_Records shown_

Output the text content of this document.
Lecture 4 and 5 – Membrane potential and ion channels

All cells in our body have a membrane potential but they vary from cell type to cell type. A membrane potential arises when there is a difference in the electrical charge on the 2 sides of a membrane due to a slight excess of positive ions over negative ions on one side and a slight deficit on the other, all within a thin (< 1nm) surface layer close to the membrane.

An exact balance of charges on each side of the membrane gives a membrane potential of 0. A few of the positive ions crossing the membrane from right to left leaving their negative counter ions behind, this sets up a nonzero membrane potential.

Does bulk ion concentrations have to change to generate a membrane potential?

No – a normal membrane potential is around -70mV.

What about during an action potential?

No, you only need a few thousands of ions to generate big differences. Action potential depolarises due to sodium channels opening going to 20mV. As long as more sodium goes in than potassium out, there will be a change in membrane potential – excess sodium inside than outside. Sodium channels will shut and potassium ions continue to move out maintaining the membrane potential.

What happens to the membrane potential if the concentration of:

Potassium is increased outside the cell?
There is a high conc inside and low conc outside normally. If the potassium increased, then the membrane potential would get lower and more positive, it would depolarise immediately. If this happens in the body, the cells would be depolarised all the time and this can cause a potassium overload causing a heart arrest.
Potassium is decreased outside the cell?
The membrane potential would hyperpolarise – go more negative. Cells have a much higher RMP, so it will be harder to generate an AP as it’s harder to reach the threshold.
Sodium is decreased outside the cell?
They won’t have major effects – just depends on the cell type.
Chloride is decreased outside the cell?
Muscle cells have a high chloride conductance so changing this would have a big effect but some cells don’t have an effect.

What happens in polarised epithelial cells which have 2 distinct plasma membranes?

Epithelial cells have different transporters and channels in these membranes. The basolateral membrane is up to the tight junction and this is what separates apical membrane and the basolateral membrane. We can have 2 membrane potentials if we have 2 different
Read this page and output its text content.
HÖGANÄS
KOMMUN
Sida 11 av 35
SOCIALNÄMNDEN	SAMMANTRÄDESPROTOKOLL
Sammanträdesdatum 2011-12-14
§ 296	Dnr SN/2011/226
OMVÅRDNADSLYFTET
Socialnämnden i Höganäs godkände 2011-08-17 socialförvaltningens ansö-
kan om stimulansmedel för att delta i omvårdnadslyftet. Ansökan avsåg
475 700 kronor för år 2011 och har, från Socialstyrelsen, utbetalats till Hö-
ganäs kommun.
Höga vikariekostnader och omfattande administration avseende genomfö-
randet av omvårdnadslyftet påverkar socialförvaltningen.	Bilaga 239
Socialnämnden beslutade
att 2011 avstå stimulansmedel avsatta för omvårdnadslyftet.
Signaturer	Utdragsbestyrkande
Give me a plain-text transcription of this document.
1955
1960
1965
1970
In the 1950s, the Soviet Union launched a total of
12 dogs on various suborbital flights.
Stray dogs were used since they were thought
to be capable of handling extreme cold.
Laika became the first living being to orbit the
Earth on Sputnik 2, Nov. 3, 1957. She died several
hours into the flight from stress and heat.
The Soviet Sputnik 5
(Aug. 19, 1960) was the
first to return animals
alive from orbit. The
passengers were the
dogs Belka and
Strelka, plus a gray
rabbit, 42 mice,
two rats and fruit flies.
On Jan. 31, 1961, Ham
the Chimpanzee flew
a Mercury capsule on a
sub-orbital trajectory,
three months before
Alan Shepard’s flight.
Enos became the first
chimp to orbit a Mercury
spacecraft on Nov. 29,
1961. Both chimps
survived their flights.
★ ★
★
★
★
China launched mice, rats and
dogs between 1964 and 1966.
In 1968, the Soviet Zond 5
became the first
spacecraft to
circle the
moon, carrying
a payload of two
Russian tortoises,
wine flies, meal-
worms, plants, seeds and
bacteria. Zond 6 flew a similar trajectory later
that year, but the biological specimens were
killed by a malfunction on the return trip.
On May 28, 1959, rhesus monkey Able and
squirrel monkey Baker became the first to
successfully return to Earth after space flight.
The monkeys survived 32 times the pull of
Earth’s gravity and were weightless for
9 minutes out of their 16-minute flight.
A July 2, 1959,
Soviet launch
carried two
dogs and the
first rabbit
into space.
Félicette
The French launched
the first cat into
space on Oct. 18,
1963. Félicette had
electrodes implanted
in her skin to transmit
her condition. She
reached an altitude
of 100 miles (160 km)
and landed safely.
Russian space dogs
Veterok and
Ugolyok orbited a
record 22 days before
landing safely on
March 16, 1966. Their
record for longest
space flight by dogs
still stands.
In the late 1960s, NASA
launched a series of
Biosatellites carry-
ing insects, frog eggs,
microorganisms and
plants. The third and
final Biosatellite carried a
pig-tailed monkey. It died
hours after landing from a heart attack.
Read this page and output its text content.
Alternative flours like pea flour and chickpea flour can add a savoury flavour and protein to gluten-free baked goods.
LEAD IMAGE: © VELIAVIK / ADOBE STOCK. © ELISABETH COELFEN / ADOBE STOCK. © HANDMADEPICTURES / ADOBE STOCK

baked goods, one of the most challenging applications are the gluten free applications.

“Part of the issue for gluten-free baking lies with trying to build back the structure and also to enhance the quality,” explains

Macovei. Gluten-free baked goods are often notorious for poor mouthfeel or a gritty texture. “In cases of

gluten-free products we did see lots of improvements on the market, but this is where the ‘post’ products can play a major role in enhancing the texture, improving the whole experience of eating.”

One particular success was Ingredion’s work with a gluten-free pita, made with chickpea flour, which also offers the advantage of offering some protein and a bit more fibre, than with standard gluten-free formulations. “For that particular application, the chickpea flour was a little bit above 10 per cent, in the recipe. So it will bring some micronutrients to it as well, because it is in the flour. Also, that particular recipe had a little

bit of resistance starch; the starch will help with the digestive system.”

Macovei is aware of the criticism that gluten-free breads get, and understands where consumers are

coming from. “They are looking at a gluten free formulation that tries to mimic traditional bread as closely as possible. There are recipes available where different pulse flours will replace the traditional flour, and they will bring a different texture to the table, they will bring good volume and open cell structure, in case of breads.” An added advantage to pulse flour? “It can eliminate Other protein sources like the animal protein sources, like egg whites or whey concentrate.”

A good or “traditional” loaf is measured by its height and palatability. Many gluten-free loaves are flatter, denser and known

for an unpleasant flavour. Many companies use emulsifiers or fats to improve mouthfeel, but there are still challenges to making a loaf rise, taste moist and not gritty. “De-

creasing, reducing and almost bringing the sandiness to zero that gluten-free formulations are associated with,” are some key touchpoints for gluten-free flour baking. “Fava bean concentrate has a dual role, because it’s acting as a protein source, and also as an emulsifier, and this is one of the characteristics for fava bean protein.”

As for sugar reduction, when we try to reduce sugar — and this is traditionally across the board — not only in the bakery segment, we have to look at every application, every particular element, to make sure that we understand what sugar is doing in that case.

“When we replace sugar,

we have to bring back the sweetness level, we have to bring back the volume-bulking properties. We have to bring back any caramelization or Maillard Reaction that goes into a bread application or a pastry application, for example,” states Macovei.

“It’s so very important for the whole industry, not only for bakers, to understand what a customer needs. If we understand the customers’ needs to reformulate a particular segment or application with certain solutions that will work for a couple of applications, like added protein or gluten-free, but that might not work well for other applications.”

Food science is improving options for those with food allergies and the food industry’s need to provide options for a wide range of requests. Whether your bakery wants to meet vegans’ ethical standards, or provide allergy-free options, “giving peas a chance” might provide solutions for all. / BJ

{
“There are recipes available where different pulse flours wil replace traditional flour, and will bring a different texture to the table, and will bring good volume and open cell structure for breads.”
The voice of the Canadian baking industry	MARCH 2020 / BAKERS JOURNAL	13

_What you have to do_
Go through the listing above and copy each line that contains "whole".

_Response to the task_
gluten-free products we did see lots of improvements on the market, but this is where the ‘post’ products can play a major role in enhancing the texture, improving the whole experience of eating.”
“It’s so very important for the whole industry, not only for bakers, to understand what a customer needs. If we understand the customers’ needs to reformulate a particular segment or application with certain solutions that will work for a couple of applications, like added protein or gluten-free, but that might not work well for other applications.”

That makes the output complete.